Problem to solve -> Each line that has the string "uitgeschakeld" must be copied from the records below.
──────── Data provided
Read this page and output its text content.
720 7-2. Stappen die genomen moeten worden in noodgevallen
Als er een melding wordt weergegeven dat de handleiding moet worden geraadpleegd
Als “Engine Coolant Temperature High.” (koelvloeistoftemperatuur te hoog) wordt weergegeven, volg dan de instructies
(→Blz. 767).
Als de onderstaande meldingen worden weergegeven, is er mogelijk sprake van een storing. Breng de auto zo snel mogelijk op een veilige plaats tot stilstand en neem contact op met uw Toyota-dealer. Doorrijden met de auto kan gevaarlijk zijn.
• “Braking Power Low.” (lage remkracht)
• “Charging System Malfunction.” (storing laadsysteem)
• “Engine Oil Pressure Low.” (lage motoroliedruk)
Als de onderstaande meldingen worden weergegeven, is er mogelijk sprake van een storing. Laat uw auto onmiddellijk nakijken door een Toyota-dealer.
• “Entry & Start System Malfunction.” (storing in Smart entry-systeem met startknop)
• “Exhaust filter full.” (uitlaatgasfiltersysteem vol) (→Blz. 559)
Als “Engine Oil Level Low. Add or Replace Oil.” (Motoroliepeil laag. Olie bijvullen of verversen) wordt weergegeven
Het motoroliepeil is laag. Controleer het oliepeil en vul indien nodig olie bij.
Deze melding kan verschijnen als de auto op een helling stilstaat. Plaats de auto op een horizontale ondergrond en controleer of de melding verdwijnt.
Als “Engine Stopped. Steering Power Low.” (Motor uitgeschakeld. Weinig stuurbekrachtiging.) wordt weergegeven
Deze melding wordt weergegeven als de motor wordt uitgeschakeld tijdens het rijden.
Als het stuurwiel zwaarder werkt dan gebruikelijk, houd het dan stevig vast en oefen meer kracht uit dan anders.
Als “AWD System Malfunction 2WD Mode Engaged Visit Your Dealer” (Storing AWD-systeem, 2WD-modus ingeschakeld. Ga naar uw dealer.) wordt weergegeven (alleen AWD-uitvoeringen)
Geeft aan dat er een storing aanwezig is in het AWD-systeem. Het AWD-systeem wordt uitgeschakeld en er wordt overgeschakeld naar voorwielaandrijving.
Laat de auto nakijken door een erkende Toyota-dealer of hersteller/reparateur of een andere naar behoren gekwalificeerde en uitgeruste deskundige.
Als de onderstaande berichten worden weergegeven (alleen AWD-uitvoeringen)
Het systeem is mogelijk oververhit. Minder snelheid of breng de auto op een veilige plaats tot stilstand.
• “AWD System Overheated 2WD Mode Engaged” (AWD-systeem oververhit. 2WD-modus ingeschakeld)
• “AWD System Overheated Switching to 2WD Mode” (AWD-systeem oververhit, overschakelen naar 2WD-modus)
────────────────
Response to this task ->
Als “Engine Stopped. Steering Power Low.” (Motor uitgeschakeld. Weinig stuurbekrachtiging.) wordt weergegeven
Deze melding wordt weergegeven als de motor wordt uitgeschakeld tijdens het rijden.
Geeft aan dat er een storing aanwezig is in het AWD-systeem. Het AWD-systeem wordt uitgeschakeld en er wordt overgeschakeld naar voorwielaandrijving.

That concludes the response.